Pull every "test" line out of the data below.
** START Data for the task **
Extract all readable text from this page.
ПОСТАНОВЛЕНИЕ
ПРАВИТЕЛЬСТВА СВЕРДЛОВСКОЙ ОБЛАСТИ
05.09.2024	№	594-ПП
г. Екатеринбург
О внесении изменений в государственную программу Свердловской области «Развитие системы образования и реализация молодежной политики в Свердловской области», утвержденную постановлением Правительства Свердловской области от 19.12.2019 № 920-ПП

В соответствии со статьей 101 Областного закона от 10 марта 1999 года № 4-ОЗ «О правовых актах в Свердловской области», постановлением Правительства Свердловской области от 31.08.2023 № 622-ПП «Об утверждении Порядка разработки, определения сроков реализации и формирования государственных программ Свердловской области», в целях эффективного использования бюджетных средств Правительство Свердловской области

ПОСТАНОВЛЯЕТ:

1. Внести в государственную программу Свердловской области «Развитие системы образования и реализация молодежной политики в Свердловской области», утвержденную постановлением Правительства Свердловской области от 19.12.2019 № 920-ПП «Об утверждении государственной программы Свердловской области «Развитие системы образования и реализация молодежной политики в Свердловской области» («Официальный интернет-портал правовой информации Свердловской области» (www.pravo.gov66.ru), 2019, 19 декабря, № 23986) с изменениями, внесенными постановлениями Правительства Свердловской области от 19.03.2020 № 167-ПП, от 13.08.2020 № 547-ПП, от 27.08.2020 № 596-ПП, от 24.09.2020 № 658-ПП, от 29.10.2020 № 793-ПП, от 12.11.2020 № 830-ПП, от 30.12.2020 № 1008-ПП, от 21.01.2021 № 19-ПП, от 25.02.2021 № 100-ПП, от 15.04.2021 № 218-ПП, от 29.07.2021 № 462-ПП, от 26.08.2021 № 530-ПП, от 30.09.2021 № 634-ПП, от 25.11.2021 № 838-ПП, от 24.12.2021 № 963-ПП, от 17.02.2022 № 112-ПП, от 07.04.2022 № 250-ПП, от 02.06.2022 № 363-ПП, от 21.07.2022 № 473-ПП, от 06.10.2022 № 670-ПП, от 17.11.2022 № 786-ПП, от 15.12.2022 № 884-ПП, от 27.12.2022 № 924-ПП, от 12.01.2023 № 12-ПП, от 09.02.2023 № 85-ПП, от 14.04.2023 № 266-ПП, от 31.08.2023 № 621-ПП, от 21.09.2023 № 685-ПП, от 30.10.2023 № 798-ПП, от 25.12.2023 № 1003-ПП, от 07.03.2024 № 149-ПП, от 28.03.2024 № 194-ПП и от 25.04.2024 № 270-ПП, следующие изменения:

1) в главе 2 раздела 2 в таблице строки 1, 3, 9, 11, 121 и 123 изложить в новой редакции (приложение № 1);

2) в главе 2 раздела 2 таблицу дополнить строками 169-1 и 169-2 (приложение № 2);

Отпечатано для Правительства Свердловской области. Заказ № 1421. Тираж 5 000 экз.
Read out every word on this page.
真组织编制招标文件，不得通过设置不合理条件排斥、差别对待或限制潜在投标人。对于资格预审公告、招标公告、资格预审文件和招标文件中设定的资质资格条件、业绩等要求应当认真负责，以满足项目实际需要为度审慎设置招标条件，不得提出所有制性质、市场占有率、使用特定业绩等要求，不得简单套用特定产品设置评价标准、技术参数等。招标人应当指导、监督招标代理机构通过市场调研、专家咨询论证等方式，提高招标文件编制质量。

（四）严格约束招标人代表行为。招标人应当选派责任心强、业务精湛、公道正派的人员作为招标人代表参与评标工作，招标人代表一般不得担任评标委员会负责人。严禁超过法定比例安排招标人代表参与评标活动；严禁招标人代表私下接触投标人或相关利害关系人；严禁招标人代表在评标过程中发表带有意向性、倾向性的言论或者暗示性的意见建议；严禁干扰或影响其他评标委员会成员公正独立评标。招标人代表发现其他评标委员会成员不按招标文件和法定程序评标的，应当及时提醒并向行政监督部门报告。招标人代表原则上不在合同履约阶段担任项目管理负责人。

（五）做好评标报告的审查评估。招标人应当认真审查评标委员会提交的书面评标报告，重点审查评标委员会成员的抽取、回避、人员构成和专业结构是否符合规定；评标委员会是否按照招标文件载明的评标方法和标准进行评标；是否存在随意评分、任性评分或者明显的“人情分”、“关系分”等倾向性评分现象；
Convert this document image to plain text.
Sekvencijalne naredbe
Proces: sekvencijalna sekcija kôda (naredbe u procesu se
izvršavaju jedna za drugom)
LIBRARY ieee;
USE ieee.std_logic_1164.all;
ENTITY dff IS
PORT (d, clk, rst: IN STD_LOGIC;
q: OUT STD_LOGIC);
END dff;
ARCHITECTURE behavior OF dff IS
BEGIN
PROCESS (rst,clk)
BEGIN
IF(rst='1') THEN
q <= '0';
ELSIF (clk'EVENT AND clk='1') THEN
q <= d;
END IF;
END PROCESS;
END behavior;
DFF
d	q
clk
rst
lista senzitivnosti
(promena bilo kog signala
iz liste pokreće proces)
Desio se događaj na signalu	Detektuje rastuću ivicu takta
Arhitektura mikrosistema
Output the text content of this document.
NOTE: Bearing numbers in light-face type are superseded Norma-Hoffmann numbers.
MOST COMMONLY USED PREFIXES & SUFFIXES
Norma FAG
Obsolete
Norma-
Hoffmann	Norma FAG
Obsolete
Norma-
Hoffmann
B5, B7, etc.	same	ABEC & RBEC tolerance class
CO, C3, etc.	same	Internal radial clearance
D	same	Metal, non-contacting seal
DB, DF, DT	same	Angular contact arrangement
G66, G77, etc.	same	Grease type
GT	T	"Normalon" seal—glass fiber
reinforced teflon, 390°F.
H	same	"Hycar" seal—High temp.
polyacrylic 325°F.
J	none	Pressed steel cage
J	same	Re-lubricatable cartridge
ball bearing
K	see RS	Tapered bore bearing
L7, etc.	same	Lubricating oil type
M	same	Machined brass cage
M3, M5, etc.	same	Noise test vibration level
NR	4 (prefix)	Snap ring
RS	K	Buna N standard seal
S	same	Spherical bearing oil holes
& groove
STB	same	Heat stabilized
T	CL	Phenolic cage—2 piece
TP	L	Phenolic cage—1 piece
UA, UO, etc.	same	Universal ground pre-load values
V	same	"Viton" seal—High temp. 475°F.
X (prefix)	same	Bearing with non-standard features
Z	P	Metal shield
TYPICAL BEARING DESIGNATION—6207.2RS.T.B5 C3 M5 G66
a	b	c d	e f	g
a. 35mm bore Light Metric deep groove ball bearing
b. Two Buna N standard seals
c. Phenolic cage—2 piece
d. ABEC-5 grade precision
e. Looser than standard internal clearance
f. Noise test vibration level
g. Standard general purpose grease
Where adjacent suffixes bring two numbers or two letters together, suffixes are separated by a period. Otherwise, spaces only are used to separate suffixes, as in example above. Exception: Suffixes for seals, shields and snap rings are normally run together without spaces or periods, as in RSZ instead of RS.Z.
** END Data for the task **
Complete output:
M3, M5, etc.	same	Noise test vibration level
f. Noise test vibration level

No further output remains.